What the task asks:
Go through the material below and copy all lines with "placeholder".
*** Entries supplied ***
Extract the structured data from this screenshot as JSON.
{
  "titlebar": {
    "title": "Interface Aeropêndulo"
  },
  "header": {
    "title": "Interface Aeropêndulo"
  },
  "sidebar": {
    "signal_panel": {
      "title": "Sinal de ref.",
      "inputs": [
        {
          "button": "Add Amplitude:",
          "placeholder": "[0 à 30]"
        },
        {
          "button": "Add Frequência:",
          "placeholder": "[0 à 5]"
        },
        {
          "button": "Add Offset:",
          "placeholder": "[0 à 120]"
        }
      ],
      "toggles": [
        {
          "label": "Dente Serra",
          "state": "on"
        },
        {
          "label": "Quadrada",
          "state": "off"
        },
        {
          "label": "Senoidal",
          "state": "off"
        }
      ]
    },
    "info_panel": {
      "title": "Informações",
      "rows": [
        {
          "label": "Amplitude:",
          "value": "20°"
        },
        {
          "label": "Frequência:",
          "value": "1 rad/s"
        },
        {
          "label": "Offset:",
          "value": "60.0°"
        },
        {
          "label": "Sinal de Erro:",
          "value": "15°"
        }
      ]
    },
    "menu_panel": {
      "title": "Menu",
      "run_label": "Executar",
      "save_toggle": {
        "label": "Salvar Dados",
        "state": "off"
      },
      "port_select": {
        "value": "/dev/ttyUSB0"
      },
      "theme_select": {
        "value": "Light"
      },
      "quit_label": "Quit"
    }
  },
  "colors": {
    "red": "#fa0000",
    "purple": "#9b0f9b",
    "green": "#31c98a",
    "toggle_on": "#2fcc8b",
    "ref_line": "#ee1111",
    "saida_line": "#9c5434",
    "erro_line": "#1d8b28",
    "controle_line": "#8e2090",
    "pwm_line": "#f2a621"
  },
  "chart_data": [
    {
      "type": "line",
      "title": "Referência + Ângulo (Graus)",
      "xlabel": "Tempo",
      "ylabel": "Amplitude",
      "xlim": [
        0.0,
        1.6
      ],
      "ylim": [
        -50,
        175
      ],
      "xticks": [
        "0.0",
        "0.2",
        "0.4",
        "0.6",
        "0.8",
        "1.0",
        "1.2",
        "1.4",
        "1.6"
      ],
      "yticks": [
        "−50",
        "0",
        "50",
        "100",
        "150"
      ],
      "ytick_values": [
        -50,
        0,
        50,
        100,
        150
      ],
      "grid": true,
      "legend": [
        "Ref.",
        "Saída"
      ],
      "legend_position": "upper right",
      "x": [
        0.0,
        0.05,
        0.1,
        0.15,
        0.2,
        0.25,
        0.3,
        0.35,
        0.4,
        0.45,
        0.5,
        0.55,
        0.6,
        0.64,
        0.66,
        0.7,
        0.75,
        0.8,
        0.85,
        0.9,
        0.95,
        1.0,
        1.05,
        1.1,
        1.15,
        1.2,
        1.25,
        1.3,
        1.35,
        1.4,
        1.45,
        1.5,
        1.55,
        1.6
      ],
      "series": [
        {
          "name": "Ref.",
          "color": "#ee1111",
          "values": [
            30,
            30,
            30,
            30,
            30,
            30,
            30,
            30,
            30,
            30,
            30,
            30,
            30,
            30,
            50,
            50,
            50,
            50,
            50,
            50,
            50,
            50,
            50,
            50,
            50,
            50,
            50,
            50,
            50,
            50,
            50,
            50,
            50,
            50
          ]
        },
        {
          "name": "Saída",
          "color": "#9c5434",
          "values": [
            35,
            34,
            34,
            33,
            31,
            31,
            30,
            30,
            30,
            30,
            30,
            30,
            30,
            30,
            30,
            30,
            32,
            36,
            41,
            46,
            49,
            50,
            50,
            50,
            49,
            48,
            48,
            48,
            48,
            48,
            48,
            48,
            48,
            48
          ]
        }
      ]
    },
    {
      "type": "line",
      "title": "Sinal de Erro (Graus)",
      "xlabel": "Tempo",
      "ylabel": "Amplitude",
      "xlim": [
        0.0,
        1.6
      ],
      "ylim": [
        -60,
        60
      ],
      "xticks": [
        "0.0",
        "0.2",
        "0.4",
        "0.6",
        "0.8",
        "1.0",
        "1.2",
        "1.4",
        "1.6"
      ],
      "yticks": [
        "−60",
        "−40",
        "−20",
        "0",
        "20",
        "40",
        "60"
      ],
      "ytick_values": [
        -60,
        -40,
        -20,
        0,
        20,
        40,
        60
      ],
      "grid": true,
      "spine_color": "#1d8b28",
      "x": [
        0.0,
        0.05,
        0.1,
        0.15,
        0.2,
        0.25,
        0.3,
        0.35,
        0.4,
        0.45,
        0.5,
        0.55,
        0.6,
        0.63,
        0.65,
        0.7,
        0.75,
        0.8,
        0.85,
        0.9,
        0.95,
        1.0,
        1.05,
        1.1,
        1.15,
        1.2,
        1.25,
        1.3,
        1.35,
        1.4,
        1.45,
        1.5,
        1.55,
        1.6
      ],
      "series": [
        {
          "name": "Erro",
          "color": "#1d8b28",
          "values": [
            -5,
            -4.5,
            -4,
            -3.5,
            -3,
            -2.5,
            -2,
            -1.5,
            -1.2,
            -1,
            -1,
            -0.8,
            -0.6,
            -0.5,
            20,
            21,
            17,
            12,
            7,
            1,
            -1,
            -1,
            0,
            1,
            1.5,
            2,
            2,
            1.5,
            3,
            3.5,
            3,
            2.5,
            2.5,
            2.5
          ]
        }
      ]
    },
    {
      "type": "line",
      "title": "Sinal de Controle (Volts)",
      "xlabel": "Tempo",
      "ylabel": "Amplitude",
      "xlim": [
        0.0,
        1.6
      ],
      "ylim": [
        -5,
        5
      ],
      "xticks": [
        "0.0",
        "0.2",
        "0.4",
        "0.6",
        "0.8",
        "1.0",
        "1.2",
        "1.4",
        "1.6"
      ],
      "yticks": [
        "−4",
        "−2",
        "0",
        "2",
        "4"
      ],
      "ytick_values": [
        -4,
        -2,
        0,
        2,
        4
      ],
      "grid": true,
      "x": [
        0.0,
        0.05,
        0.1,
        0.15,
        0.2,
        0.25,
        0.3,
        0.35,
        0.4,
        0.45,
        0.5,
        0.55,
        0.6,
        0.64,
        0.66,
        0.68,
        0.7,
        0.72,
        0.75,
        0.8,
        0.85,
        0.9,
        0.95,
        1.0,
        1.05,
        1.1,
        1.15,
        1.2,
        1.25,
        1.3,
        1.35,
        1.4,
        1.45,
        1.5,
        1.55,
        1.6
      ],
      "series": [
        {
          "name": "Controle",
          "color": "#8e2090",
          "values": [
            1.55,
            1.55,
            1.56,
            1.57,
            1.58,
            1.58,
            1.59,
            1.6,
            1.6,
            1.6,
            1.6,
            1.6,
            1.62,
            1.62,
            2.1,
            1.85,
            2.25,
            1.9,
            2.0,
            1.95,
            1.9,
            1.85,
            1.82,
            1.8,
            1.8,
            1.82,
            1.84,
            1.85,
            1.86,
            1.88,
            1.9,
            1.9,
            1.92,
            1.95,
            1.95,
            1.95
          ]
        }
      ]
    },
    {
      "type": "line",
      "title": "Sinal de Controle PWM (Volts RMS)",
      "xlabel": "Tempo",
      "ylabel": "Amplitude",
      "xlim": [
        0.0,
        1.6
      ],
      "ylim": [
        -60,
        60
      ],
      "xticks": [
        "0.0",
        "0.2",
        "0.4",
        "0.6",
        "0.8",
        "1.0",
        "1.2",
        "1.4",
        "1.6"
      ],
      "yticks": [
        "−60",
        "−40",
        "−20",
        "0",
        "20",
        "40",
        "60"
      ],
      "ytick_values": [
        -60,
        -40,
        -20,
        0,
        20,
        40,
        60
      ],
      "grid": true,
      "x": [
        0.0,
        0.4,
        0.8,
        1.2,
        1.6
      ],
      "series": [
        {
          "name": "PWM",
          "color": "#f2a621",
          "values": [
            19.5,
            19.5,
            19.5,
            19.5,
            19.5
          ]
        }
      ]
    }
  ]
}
***
Response below:
          "placeholder": "[0 à 30]"
          "placeholder": "[0 à 5]"
          "placeholder": "[0 à 120]"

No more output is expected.